TASK INSTRUCTIONS:
Quote the entries in full, character for character, without their images.
BEGIN DATASET RECORDS
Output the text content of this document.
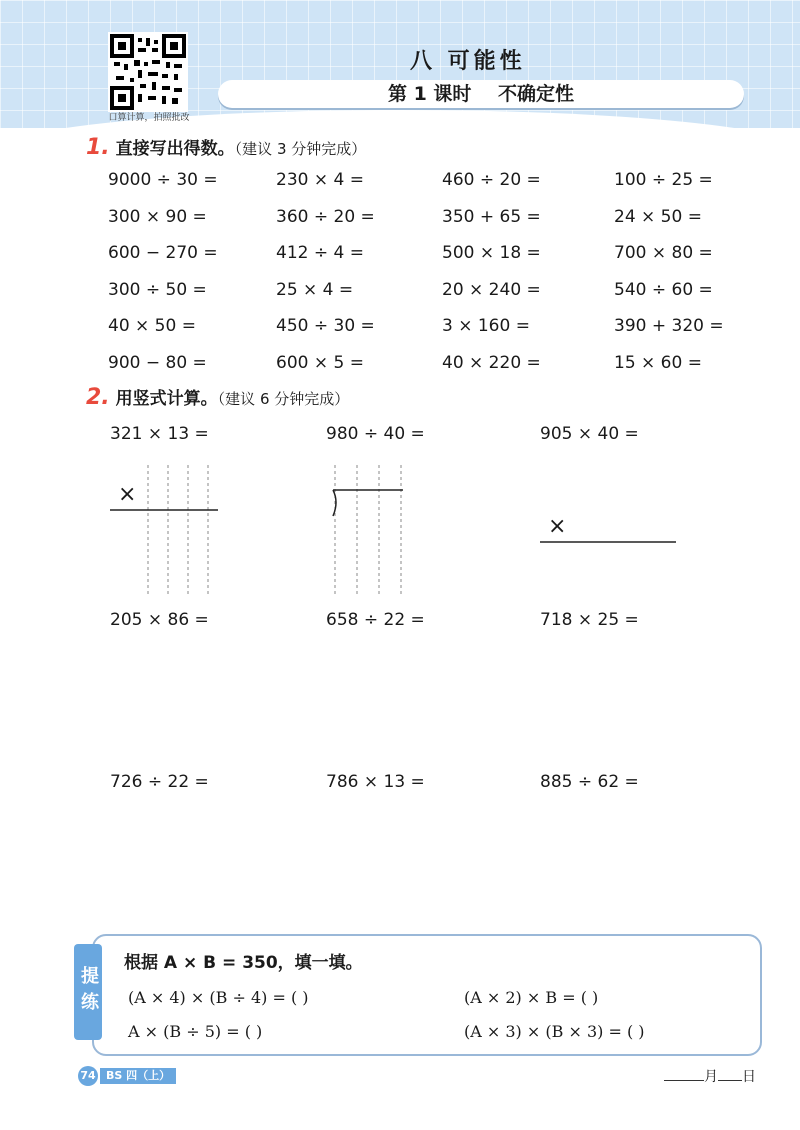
口算计算，拍照批改
八 可能性
第 1 课时 不确定性
1. 直接写出得数。（建议 3 分钟完成）
9000 ÷ 30 =	230 × 4 =	460 ÷ 20 =	100 ÷ 25 =
300 × 90 =	360 ÷ 20 =	350 + 65 =	24 × 50 =
600 − 270 =	412 ÷ 4 =	500 × 18 =	700 × 80 =
300 ÷ 50 =	25 × 4 =	20 × 240 =	540 ÷ 60 =
40 × 50 =	450 ÷ 30 =	3 × 160 =	390 + 320 =
900 − 80 =	600 × 5 =	40 × 220 =	15 × 60 =
2. 用竖式计算。（建议 6 分钟完成）
321 × 13 =	980 ÷ 40 =	905 × 40 =
205 × 86 =	658 ÷ 22 =	718 × 25 =
726 ÷ 22 =	786 × 13 =	885 ÷ 62 =
×
×
提练
根据 A × B = 350，填一填。
(A × 4) × (B ÷ 4) = ( )	(A × 2) × B = ( )
A × (B ÷ 5) = ( )	(A × 3) × (B × 3) = ( )
74 BS 四（上）	月 日
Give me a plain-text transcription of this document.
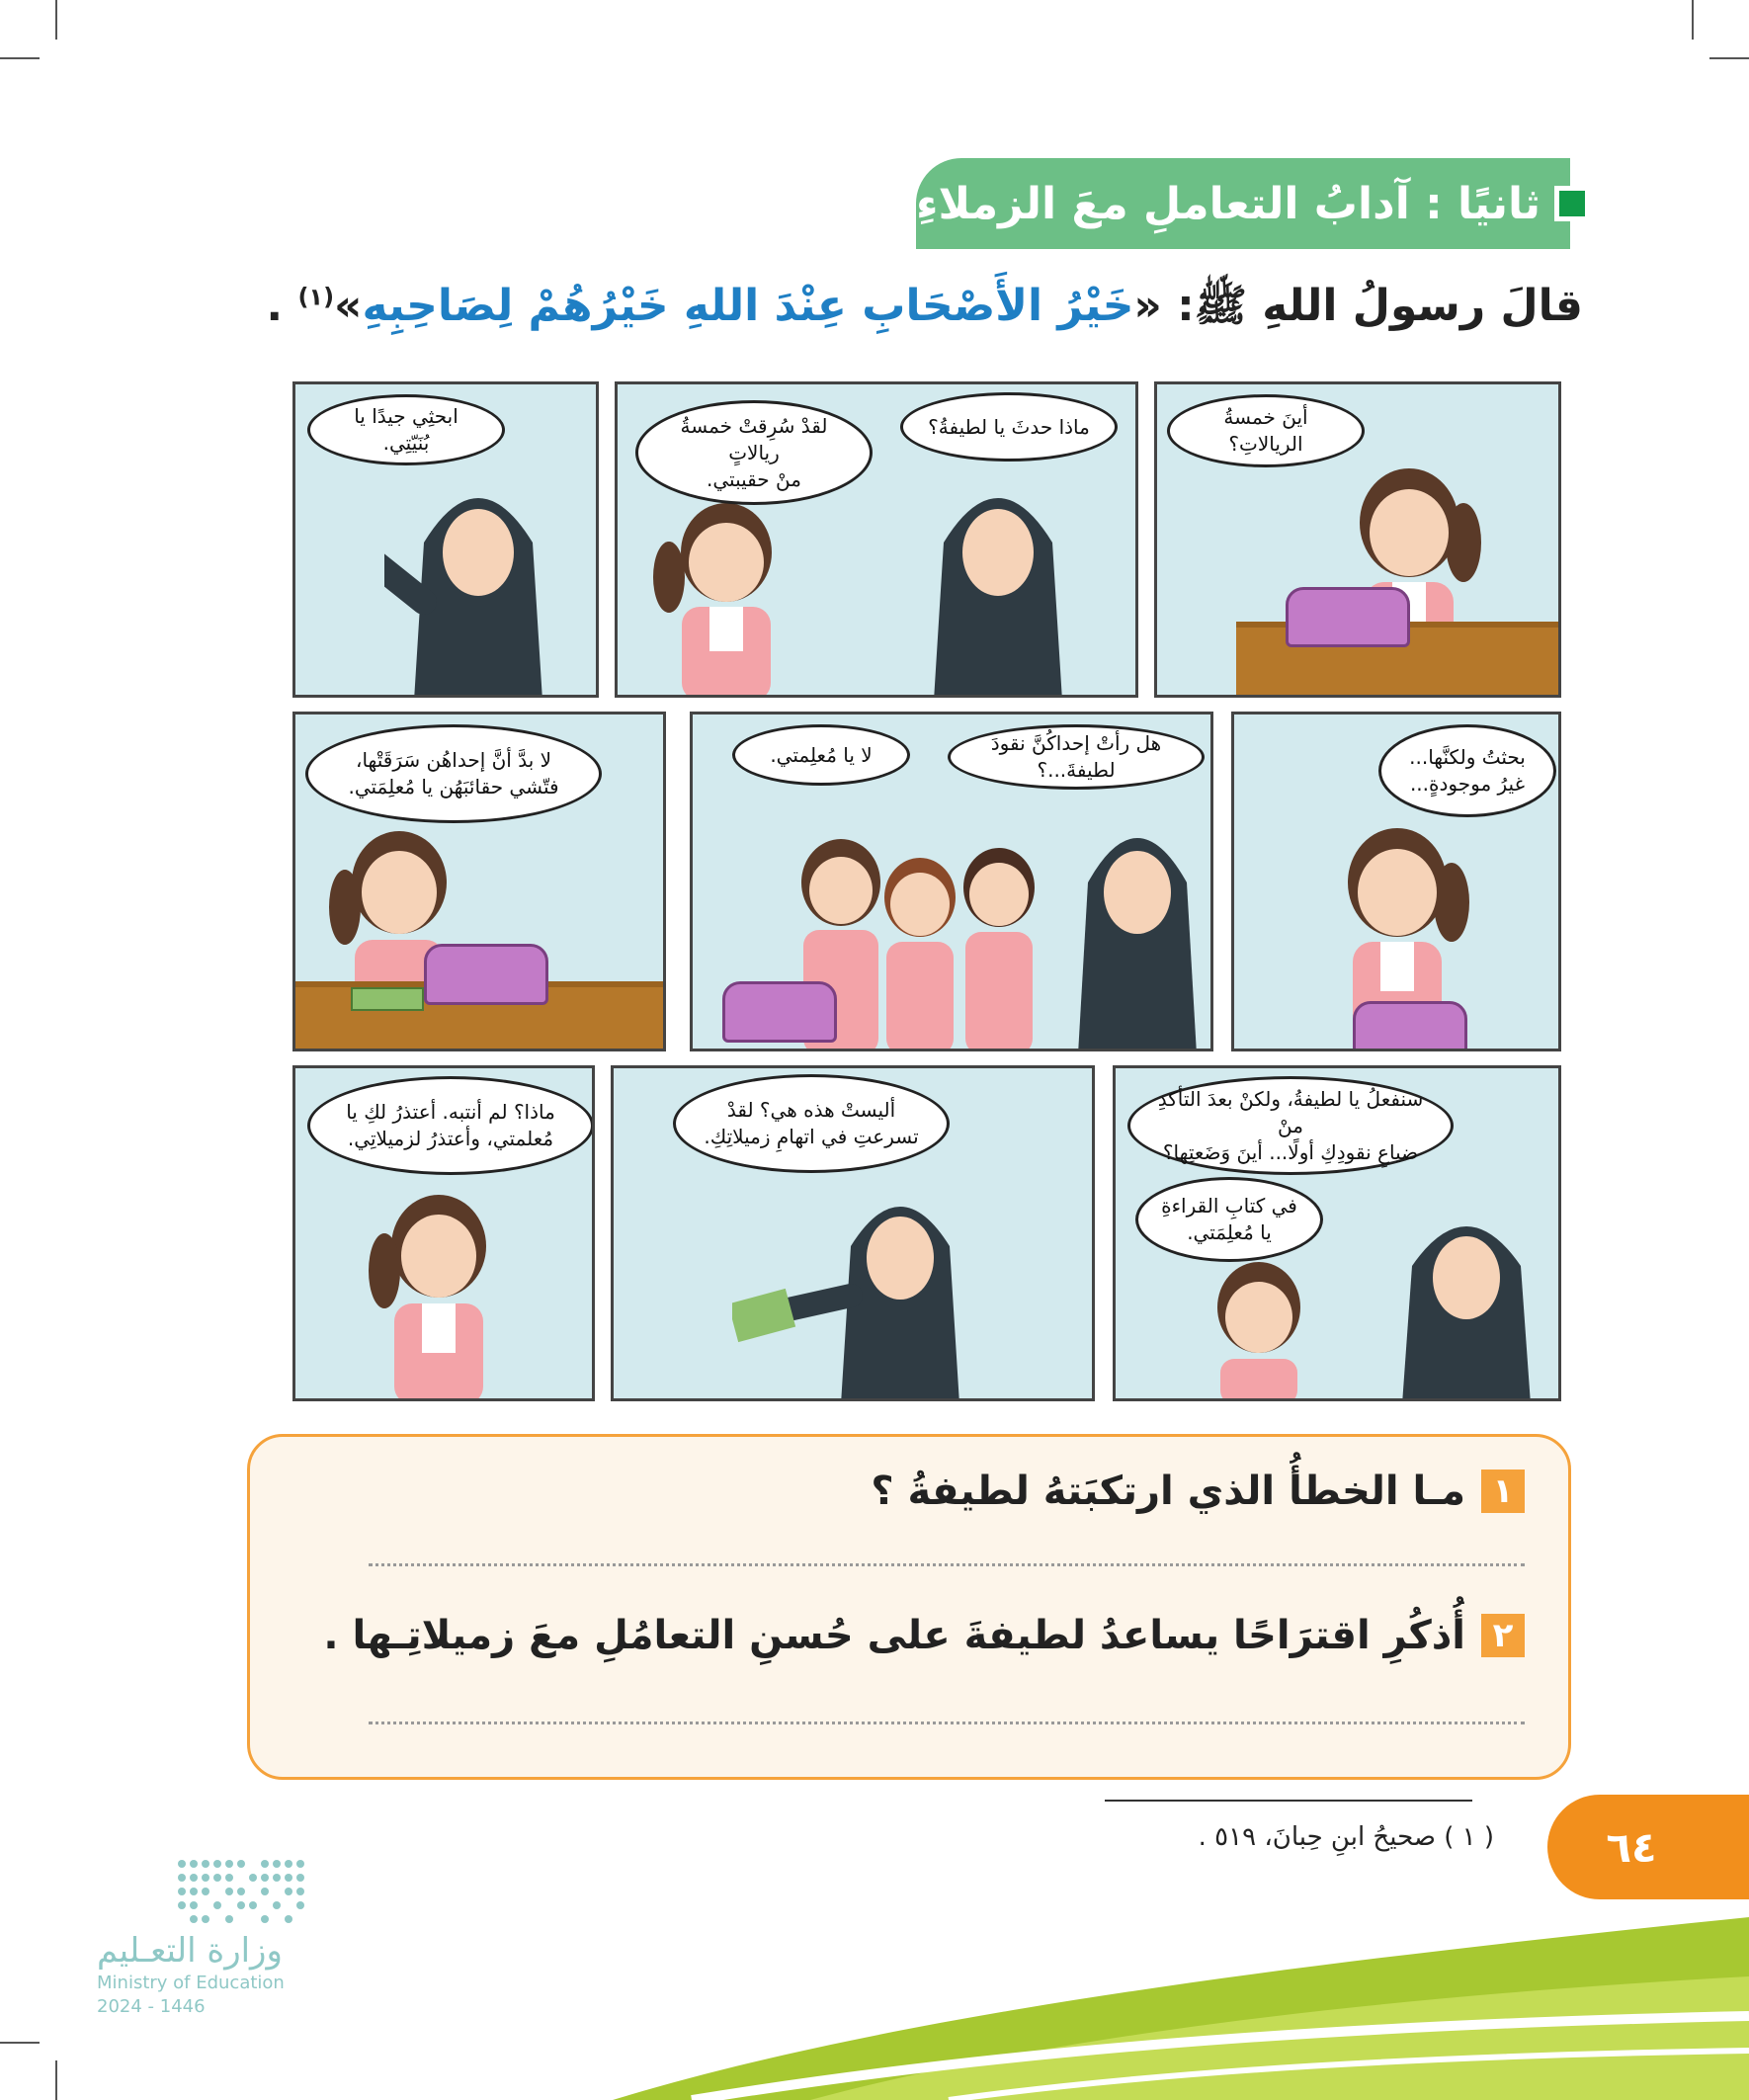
ثانيًا : آدابُ التعاملِ معَ الزملاءِ
قالَ رسولُ اللهِ ﷺ: «خَيْرُ الأَصْحَابِ عِنْدَ اللهِ خَيْرُهُمْ لِصَاحِبِهِ»$^{(١)}$ .
أينَ خمسةُ الريالاتِ؟
ماذا حدثَ يا لطيفةُ؟
لقدْ سُرِقتْ خمسةُ ريالاتٍ
منْ حقيبتي.
ابحثِي جيدًا يا بُنَيّتِي.
بحثتُ ولكنَّها...
غيرُ موجودةٍ...
هل رأتْ إحداكُنَّ نقودَ لطيفةَ...؟
لا يا مُعلِمتي.
لا بدَّ أنَّ إحداهُن سَرَقَتْها،
فتّشي حقائبَهُن يا مُعلِمَتي.
سنفعلُ يا لطيفةُ، ولكنْ بعدَ التأكدِ منْ
ضياعِ نقودِكِ أولًا... أينَ وَضَعتِها؟
في كتابِ القراءةِ
يا مُعلِمَتي.
أليستْ هذه هي؟ لقدْ
تسرعتِ في اتهامِ زميلاتِكِ.
ماذا؟ لم أنتبه. أعتذرُ لكِ يا
مُعلمتي، وأعتذرُ لزميلاتِي.
١
مـا الخطأُ الذي ارتكبَتهُ لطيفةُ ؟
٢
أُذكُرِ اقترَاحًا يساعدُ لطيفةَ على حُسنِ التعامُلِ معَ زميلاتِـها .
( ١ ) صحيحُ ابنِ حِبانَ، ٥١٩ .	٦٤
وزارة التعـليم
Ministry of Education
2024 - 1446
END DATASET RECORDS
ANSWER BELOW:
Output the text content of this document.
口算计算，拍照批改
八 可能性
第 1 课时 不确定性
1. 直接写出得数。（建议 3 分钟完成）
9000 ÷ 30 =	230 × 4 =	460 ÷ 20 =	100 ÷ 25 =
300 × 90 =	360 ÷ 20 =	350 + 65 =	24 × 50 =
600 − 270 =	412 ÷ 4 =	500 × 18 =	700 × 80 =
300 ÷ 50 =	25 × 4 =	20 × 240 =	540 ÷ 60 =
40 × 50 =	450 ÷ 30 =	3 × 160 =	390 + 320 =
900 − 80 =	600 × 5 =	40 × 220 =	15 × 60 =
2. 用竖式计算。（建议 6 分钟完成）
321 × 13 =	980 ÷ 40 =	905 × 40 =
205 × 86 =	658 ÷ 22 =	718 × 25 =
726 ÷ 22 =	786 × 13 =	885 ÷ 62 =
×
×
提练
根据 A × B = 350，填一填。
(A × 4) × (B ÷ 4) = ( )	(A × 2) × B = ( )
A × (B ÷ 5) = ( )	(A × 3) × (B × 3) = ( )
74 BS 四（上）	月 日
Give me a plain-text transcription of this document.
ثانيًا : آدابُ التعاملِ معَ الزملاءِ
قالَ رسولُ اللهِ ﷺ: «خَيْرُ الأَصْحَابِ عِنْدَ اللهِ خَيْرُهُمْ لِصَاحِبِهِ»$^{(١)}$ .
أينَ خمسةُ الريالاتِ؟
ماذا حدثَ يا لطيفةُ؟
لقدْ سُرِقتْ خمسةُ ريالاتٍ
منْ حقيبتي.
ابحثِي جيدًا يا بُنَيّتِي.
بحثتُ ولكنَّها...
غيرُ موجودةٍ...
هل رأتْ إحداكُنَّ نقودَ لطيفةَ...؟
لا يا مُعلِمتي.
لا بدَّ أنَّ إحداهُن سَرَقَتْها،
فتّشي حقائبَهُن يا مُعلِمَتي.
سنفعلُ يا لطيفةُ، ولكنْ بعدَ التأكدِ منْ
ضياعِ نقودِكِ أولًا... أينَ وَضَعتِها؟
في كتابِ القراءةِ
يا مُعلِمَتي.
أليستْ هذه هي؟ لقدْ
تسرعتِ في اتهامِ زميلاتِكِ.
ماذا؟ لم أنتبه. أعتذرُ لكِ يا
مُعلمتي، وأعتذرُ لزميلاتِي.
١
مـا الخطأُ الذي ارتكبَتهُ لطيفةُ ؟
٢
أُذكُرِ اقترَاحًا يساعدُ لطيفةَ على حُسنِ التعامُلِ معَ زميلاتِـها .
( ١ ) صحيحُ ابنِ حِبانَ، ٥١٩ .	٦٤
وزارة التعـليم
Ministry of Education
2024 - 1446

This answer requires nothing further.